[Dataset items]
▼▼▼

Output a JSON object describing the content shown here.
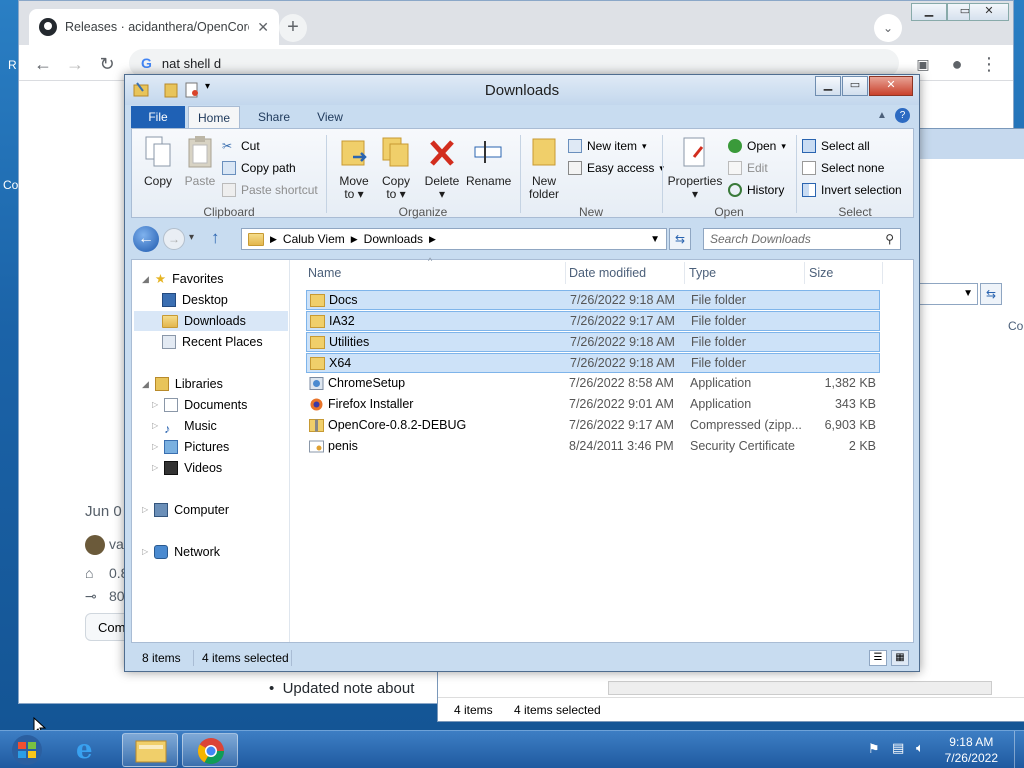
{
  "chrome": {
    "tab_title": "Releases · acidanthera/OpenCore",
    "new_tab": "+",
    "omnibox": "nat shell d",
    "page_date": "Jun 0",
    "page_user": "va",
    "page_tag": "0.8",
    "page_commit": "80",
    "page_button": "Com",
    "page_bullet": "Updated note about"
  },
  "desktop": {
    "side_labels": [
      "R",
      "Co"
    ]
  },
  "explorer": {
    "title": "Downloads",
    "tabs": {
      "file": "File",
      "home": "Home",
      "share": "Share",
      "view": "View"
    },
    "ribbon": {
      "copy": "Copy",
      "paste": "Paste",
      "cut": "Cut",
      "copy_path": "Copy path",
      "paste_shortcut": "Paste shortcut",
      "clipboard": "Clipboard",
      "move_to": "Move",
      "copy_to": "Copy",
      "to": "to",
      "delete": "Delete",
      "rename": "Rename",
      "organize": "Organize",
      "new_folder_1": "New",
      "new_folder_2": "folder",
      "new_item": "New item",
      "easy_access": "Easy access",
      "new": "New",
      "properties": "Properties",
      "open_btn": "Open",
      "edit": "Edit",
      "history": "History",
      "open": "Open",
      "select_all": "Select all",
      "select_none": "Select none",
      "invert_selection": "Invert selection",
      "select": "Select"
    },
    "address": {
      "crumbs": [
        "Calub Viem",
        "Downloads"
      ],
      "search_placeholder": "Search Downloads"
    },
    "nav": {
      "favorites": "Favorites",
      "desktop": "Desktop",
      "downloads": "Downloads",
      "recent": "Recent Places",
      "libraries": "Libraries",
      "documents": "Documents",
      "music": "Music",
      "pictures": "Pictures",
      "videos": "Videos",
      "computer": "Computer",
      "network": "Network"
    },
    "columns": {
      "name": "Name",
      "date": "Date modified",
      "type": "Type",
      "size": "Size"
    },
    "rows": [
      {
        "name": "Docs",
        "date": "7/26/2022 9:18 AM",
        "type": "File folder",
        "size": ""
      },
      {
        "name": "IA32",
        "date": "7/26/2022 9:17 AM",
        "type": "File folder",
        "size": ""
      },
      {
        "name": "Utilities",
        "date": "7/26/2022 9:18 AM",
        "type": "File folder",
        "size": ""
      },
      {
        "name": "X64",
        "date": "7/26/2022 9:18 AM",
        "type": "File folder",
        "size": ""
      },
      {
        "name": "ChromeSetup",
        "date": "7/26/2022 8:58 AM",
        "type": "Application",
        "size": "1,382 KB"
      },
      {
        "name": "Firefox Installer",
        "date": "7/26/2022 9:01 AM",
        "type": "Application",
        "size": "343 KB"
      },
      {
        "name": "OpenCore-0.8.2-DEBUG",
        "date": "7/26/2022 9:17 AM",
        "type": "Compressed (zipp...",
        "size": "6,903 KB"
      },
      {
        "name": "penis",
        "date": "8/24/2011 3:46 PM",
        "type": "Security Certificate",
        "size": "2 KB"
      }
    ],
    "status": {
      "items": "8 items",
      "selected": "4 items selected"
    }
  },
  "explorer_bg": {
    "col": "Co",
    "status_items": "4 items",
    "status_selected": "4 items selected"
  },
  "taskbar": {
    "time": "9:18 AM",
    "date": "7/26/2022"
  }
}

▲▲▲

■ GIVEN INSTRUCTION
Repeat the material above word for word, please, apart from its images.

■ RESULT OF THE EXERCISE
Output a JSON object describing the content shown here.
{
  "chrome": {
    "tab_title": "Releases · acidanthera/OpenCore",
    "new_tab": "+",
    "omnibox": "nat shell d",
    "page_date": "Jun 0",
    "page_user": "va",
    "page_tag": "0.8",
    "page_commit": "80",
    "page_button": "Com",
    "page_bullet": "Updated note about"
  },
  "desktop": {
    "side_labels": [
      "R",
      "Co"
    ]
  },
  "explorer": {
    "title": "Downloads",
    "tabs": {
      "file": "File",
      "home": "Home",
      "share": "Share",
      "view": "View"
    },
    "ribbon": {
      "copy": "Copy",
      "paste": "Paste",
      "cut": "Cut",
      "copy_path": "Copy path",
      "paste_shortcut": "Paste shortcut",
      "clipboard": "Clipboard",
      "move_to": "Move",
      "copy_to": "Copy",
      "to": "to",
      "delete": "Delete",
      "rename": "Rename",
      "organize": "Organize",
      "new_folder_1": "New",
      "new_folder_2": "folder",
      "new_item": "New item",
      "easy_access": "Easy access",
      "new": "New",
      "properties": "Properties",
      "open_btn": "Open",
      "edit": "Edit",
      "history": "History",
      "open": "Open",
      "select_all": "Select all",
      "select_none": "Select none",
      "invert_selection": "Invert selection",
      "select": "Select"
    },
    "address": {
      "crumbs": [
        "Calub Viem",
        "Downloads"
      ],
      "search_placeholder": "Search Downloads"
    },
    "nav": {
      "favorites": "Favorites",
      "desktop": "Desktop",
      "downloads": "Downloads",
      "recent": "Recent Places",
      "libraries": "Libraries",
      "documents": "Documents",
      "music": "Music",
      "pictures": "Pictures",
      "videos": "Videos",
      "computer": "Computer",
      "network": "Network"
    },
    "columns": {
      "name": "Name",
      "date": "Date modified",
      "type": "Type",
      "size": "Size"
    },
    "rows": [
      {
        "name": "Docs",
        "date": "7/26/2022 9:18 AM",
        "type": "File folder",
        "size": ""
      },
      {
        "name": "IA32",
        "date": "7/26/2022 9:17 AM",
        "type": "File folder",
        "size": ""
      },
      {
        "name": "Utilities",
        "date": "7/26/2022 9:18 AM",
        "type": "File folder",
        "size": ""
      },
      {
        "name": "X64",
        "date": "7/26/2022 9:18 AM",
        "type": "File folder",
        "size": ""
      },
      {
        "name": "ChromeSetup",
        "date": "7/26/2022 8:58 AM",
        "type": "Application",
        "size": "1,382 KB"
      },
      {
        "name": "Firefox Installer",
        "date": "7/26/2022 9:01 AM",
        "type": "Application",
        "size": "343 KB"
      },
      {
        "name": "OpenCore-0.8.2-DEBUG",
        "date": "7/26/2022 9:17 AM",
        "type": "Compressed (zipp...",
        "size": "6,903 KB"
      },
      {
        "name": "penis",
        "date": "8/24/2011 3:46 PM",
        "type": "Security Certificate",
        "size": "2 KB"
      }
    ],
    "status": {
      "items": "8 items",
      "selected": "4 items selected"
    }
  },
  "explorer_bg": {
    "col": "Co",
    "status_items": "4 items",
    "status_selected": "4 items selected"
  },
  "taskbar": {
    "time": "9:18 AM",
    "date": "7/26/2022"
  }
}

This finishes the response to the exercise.